(REQUIREMENT)
Every line with the string "this" should be gathered.

[Records contained in a dataset]
========================
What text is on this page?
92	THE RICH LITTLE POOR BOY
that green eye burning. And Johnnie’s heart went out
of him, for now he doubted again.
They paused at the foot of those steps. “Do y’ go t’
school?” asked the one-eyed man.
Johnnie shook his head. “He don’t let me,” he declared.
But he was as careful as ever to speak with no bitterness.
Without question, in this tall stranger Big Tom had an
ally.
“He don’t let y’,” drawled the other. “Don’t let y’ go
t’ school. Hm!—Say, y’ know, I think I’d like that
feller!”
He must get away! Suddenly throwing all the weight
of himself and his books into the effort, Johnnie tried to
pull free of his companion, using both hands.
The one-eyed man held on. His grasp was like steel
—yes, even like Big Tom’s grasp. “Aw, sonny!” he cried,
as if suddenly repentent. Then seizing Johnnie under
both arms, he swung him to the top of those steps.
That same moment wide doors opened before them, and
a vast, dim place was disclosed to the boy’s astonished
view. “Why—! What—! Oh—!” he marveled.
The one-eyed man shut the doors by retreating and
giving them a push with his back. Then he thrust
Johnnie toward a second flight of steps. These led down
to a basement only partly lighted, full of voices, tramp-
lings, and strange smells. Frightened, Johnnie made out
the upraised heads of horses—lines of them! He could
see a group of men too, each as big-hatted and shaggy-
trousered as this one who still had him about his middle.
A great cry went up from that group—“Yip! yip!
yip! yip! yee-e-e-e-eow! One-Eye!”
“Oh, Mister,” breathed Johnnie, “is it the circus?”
========================
(THE COMPLETED TASK)
What text is on this page?
Without question, in this tall stranger Big Tom had an
trousered as this one who still had him about his middle.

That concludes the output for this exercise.